■ Requirements:
Would it be possible to write out each entry below exactly, without the pictures?

■ Records for this exercise:
....
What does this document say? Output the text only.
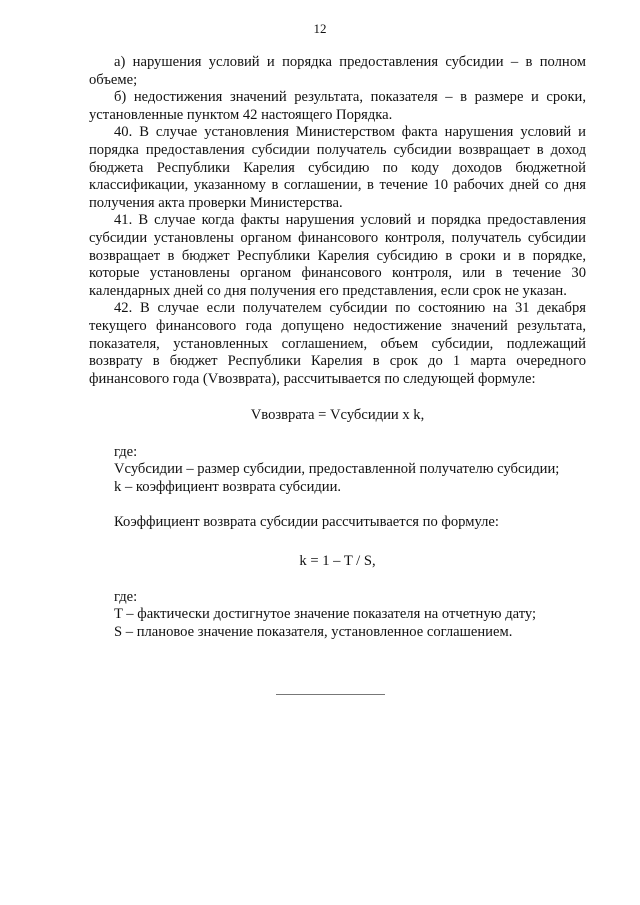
12

а) нарушения условий и порядка предоставления субсидии – в полном объеме;

б) недостижения значений результата, показателя – в размере и сроки, установленные пунктом 42 настоящего Порядка.

40. В случае установления Министерством факта нарушения условий и порядка предоставления субсидии получатель субсидии возвращает в доход бюджета Республики Карелия субсидию по коду доходов бюджетной классификации, указанному в соглашении, в течение 10 рабочих дней со дня получения акта проверки Министерства.

41. В случае когда факты нарушения условий и порядка предоставления субсидии установлены органом финансового контроля, получатель субсидии возвращает в бюджет Республики Карелия субсидию в сроки и в порядке, которые установлены органом финансового контроля, или в течение 30 календарных дней со дня получения его представления, если срок не указан.

42. В случае если получателем субсидии по состоянию на 31 декабря текущего финансового года допущено недостижение значений результата, показателя, установленных соглашением, объем субсидии, подлежащий возврату в бюджет Республики Карелия в срок до 1 марта очередного финансового года (Vвозврата), рассчитывается по следующей формуле:

Vвозврата = Vсубсидии x k,

где:

Vсубсидии – размер субсидии, предоставленной получателю субсидии;

k – коэффициент возврата субсидии.

Коэффициент возврата субсидии рассчитывается по формуле:

k = 1 – T / S,

где:

T – фактически достигнутое значение показателя на отчетную дату;

S – плановое значение показателя, установленное соглашением.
....
■ Response below:
What does this document say? Output the text only.
12

а) нарушения условий и порядка предоставления субсидии – в полном объеме;

б) недостижения значений результата, показателя – в размере и сроки, установленные пунктом 42 настоящего Порядка.

40. В случае установления Министерством факта нарушения условий и порядка предоставления субсидии получатель субсидии возвращает в доход бюджета Республики Карелия субсидию по коду доходов бюджетной классификации, указанному в соглашении, в течение 10 рабочих дней со дня получения акта проверки Министерства.

41. В случае когда факты нарушения условий и порядка предоставления субсидии установлены органом финансового контроля, получатель субсидии возвращает в бюджет Республики Карелия субсидию в сроки и в порядке, которые установлены органом финансового контроля, или в течение 30 календарных дней со дня получения его представления, если срок не указан.

42. В случае если получателем субсидии по состоянию на 31 декабря текущего финансового года допущено недостижение значений результата, показателя, установленных соглашением, объем субсидии, подлежащий возврату в бюджет Республики Карелия в срок до 1 марта очередного финансового года (Vвозврата), рассчитывается по следующей формуле:

Vвозврата = Vсубсидии x k,

где:

Vсубсидии – размер субсидии, предоставленной получателю субсидии;

k – коэффициент возврата субсидии.

Коэффициент возврата субсидии рассчитывается по формуле:

k = 1 – T / S,

где:

T – фактически достигнутое значение показателя на отчетную дату;

S – плановое значение показателя, установленное соглашением.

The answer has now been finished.